:: ACTION ITEM ::
Could you print the full listing below, keeping each line identical?

:: PROVIDED DATA ::

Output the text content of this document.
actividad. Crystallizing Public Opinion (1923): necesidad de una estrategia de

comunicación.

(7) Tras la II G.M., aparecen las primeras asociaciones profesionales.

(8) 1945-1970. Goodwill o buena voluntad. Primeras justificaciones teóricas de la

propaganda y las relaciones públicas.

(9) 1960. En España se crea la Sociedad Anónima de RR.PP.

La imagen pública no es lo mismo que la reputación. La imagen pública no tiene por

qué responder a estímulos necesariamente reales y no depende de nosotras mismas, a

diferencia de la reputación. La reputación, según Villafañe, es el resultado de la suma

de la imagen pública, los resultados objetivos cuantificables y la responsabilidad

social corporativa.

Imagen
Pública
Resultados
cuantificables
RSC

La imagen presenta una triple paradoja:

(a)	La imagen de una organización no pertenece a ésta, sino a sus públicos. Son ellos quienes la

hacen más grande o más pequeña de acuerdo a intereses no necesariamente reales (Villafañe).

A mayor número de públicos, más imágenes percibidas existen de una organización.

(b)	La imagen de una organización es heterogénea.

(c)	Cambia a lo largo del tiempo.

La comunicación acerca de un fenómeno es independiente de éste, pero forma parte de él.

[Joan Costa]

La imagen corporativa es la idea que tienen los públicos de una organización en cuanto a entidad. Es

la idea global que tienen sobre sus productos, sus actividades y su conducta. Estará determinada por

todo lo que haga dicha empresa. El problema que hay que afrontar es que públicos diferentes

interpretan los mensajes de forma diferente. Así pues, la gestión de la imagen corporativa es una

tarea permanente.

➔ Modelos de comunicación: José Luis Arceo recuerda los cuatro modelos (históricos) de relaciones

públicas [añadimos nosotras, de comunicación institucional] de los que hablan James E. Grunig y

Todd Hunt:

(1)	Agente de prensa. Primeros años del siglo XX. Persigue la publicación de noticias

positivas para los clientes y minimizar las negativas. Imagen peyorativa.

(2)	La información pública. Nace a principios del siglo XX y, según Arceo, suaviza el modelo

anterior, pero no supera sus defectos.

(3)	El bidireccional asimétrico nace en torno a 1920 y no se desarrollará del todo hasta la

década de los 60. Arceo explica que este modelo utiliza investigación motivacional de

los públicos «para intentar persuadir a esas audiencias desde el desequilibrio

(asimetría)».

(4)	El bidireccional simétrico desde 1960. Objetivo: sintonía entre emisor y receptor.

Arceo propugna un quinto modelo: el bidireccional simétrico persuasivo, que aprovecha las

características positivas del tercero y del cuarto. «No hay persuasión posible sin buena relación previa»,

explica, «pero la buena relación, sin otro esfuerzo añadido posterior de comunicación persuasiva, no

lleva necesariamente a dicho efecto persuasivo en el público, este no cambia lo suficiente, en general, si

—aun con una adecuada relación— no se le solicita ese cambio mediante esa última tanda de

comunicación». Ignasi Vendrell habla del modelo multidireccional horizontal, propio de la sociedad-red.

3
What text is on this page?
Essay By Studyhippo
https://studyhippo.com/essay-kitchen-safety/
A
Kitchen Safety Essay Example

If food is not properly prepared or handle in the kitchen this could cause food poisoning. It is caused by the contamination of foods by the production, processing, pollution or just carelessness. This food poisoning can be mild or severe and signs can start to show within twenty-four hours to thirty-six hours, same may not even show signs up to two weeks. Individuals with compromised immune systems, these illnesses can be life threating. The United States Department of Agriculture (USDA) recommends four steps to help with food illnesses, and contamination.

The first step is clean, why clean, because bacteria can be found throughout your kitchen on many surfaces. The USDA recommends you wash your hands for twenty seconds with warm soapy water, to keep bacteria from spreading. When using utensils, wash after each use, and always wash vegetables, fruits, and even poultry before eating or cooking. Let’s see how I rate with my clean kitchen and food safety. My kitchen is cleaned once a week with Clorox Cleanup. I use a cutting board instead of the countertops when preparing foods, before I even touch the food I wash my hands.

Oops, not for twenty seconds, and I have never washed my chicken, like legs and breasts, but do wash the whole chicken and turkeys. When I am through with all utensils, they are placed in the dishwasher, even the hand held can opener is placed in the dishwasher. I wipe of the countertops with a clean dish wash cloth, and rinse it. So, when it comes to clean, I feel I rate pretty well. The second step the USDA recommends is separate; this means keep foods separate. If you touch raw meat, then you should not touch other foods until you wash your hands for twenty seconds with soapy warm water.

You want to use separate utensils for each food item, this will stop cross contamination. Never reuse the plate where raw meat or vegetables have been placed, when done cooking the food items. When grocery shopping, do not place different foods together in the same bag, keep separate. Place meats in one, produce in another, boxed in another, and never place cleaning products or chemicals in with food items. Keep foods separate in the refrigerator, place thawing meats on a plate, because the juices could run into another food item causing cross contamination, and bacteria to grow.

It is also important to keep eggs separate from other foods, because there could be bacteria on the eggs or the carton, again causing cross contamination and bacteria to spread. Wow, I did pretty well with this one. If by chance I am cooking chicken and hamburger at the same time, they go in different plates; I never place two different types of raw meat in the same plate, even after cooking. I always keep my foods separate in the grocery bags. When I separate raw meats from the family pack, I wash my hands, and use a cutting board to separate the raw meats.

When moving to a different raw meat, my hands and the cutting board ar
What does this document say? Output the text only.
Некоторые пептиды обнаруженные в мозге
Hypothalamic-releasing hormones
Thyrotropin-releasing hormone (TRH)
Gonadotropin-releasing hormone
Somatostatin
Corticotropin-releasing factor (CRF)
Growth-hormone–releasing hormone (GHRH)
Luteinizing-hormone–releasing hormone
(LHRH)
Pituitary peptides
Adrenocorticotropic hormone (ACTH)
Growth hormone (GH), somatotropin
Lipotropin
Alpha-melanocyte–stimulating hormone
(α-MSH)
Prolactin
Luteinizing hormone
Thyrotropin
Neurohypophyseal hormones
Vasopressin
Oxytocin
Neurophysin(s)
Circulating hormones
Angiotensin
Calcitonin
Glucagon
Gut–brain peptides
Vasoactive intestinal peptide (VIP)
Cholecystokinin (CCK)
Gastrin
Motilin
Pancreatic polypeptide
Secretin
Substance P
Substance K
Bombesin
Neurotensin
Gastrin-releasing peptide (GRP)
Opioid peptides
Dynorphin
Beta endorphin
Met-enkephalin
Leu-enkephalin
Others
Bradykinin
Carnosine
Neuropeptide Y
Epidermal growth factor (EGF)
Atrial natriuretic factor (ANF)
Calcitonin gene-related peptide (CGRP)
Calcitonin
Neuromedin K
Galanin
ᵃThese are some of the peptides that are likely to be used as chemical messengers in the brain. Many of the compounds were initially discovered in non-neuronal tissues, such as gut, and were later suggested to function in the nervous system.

:: TASK ANSWER ::
Output the text content of this document.
actividad. Crystallizing Public Opinion (1923): necesidad de una estrategia de

comunicación.

(7) Tras la II G.M., aparecen las primeras asociaciones profesionales.

(8) 1945-1970. Goodwill o buena voluntad. Primeras justificaciones teóricas de la

propaganda y las relaciones públicas.

(9) 1960. En España se crea la Sociedad Anónima de RR.PP.

La imagen pública no es lo mismo que la reputación. La imagen pública no tiene por

qué responder a estímulos necesariamente reales y no depende de nosotras mismas, a

diferencia de la reputación. La reputación, según Villafañe, es el resultado de la suma

de la imagen pública, los resultados objetivos cuantificables y la responsabilidad

social corporativa.

Imagen
Pública
Resultados
cuantificables
RSC

La imagen presenta una triple paradoja:

(a)	La imagen de una organización no pertenece a ésta, sino a sus públicos. Son ellos quienes la

hacen más grande o más pequeña de acuerdo a intereses no necesariamente reales (Villafañe).

A mayor número de públicos, más imágenes percibidas existen de una organización.

(b)	La imagen de una organización es heterogénea.

(c)	Cambia a lo largo del tiempo.

La comunicación acerca de un fenómeno es independiente de éste, pero forma parte de él.

[Joan Costa]

La imagen corporativa es la idea que tienen los públicos de una organización en cuanto a entidad. Es

la idea global que tienen sobre sus productos, sus actividades y su conducta. Estará determinada por

todo lo que haga dicha empresa. El problema que hay que afrontar es que públicos diferentes

interpretan los mensajes de forma diferente. Así pues, la gestión de la imagen corporativa es una

tarea permanente.

➔ Modelos de comunicación: José Luis Arceo recuerda los cuatro modelos (históricos) de relaciones

públicas [añadimos nosotras, de comunicación institucional] de los que hablan James E. Grunig y

Todd Hunt:

(1)	Agente de prensa. Primeros años del siglo XX. Persigue la publicación de noticias

positivas para los clientes y minimizar las negativas. Imagen peyorativa.

(2)	La información pública. Nace a principios del siglo XX y, según Arceo, suaviza el modelo

anterior, pero no supera sus defectos.

(3)	El bidireccional asimétrico nace en torno a 1920 y no se desarrollará del todo hasta la

década de los 60. Arceo explica que este modelo utiliza investigación motivacional de

los públicos «para intentar persuadir a esas audiencias desde el desequilibrio

(asimetría)».

(4)	El bidireccional simétrico desde 1960. Objetivo: sintonía entre emisor y receptor.

Arceo propugna un quinto modelo: el bidireccional simétrico persuasivo, que aprovecha las

características positivas del tercero y del cuarto. «No hay persuasión posible sin buena relación previa»,

explica, «pero la buena relación, sin otro esfuerzo añadido posterior de comunicación persuasiva, no

lleva necesariamente a dicho efecto persuasivo en el público, este no cambia lo suficiente, en general, si

—aun con una adecuada relación— no se le solicita ese cambio mediante esa última tanda de

comunicación». Ignasi Vendrell habla del modelo multidireccional horizontal, propio de la sociedad-red.

3
What text is on this page?
Essay By Studyhippo
https://studyhippo.com/essay-kitchen-safety/
A
Kitchen Safety Essay Example

If food is not properly prepared or handle in the kitchen this could cause food poisoning. It is caused by the contamination of foods by the production, processing, pollution or just carelessness. This food poisoning can be mild or severe and signs can start to show within twenty-four hours to thirty-six hours, same may not even show signs up to two weeks. Individuals with compromised immune systems, these illnesses can be life threating. The United States Department of Agriculture (USDA) recommends four steps to help with food illnesses, and contamination.

The first step is clean, why clean, because bacteria can be found throughout your kitchen on many surfaces. The USDA recommends you wash your hands for twenty seconds with warm soapy water, to keep bacteria from spreading. When using utensils, wash after each use, and always wash vegetables, fruits, and even poultry before eating or cooking. Let’s see how I rate with my clean kitchen and food safety. My kitchen is cleaned once a week with Clorox Cleanup. I use a cutting board instead of the countertops when preparing foods, before I even touch the food I wash my hands.

Oops, not for twenty seconds, and I have never washed my chicken, like legs and breasts, but do wash the whole chicken and turkeys. When I am through with all utensils, they are placed in the dishwasher, even the hand held can opener is placed in the dishwasher. I wipe of the countertops with a clean dish wash cloth, and rinse it. So, when it comes to clean, I feel I rate pretty well. The second step the USDA recommends is separate; this means keep foods separate. If you touch raw meat, then you should not touch other foods until you wash your hands for twenty seconds with soapy warm water.

You want to use separate utensils for each food item, this will stop cross contamination. Never reuse the plate where raw meat or vegetables have been placed, when done cooking the food items. When grocery shopping, do not place different foods together in the same bag, keep separate. Place meats in one, produce in another, boxed in another, and never place cleaning products or chemicals in with food items. Keep foods separate in the refrigerator, place thawing meats on a plate, because the juices could run into another food item causing cross contamination, and bacteria to grow.

It is also important to keep eggs separate from other foods, because there could be bacteria on the eggs or the carton, again causing cross contamination and bacteria to spread. Wow, I did pretty well with this one. If by chance I am cooking chicken and hamburger at the same time, they go in different plates; I never place two different types of raw meat in the same plate, even after cooking. I always keep my foods separate in the grocery bags. When I separate raw meats from the family pack, I wash my hands, and use a cutting board to separate the raw meats.

When moving to a different raw meat, my hands and the cutting board ar
What does this document say? Output the text only.
Некоторые пептиды обнаруженные в мозге
Hypothalamic-releasing hormones
Thyrotropin-releasing hormone (TRH)
Gonadotropin-releasing hormone
Somatostatin
Corticotropin-releasing factor (CRF)
Growth-hormone–releasing hormone (GHRH)
Luteinizing-hormone–releasing hormone
(LHRH)
Pituitary peptides
Adrenocorticotropic hormone (ACTH)
Growth hormone (GH), somatotropin
Lipotropin
Alpha-melanocyte–stimulating hormone
(α-MSH)
Prolactin
Luteinizing hormone
Thyrotropin
Neurohypophyseal hormones
Vasopressin
Oxytocin
Neurophysin(s)
Circulating hormones
Angiotensin
Calcitonin
Glucagon
Gut–brain peptides
Vasoactive intestinal peptide (VIP)
Cholecystokinin (CCK)
Gastrin
Motilin
Pancreatic polypeptide
Secretin
Substance P
Substance K
Bombesin
Neurotensin
Gastrin-releasing peptide (GRP)
Opioid peptides
Dynorphin
Beta endorphin
Met-enkephalin
Leu-enkephalin
Others
Bradykinin
Carnosine
Neuropeptide Y
Epidermal growth factor (EGF)
Atrial natriuretic factor (ANF)
Calcitonin gene-related peptide (CGRP)
Calcitonin
Neuromedin K
Galanin
ᵃThese are some of the peptides that are likely to be used as chemical messengers in the brain. Many of the compounds were initially discovered in non-neuronal tissues, such as gut, and were later suggested to function in the nervous system.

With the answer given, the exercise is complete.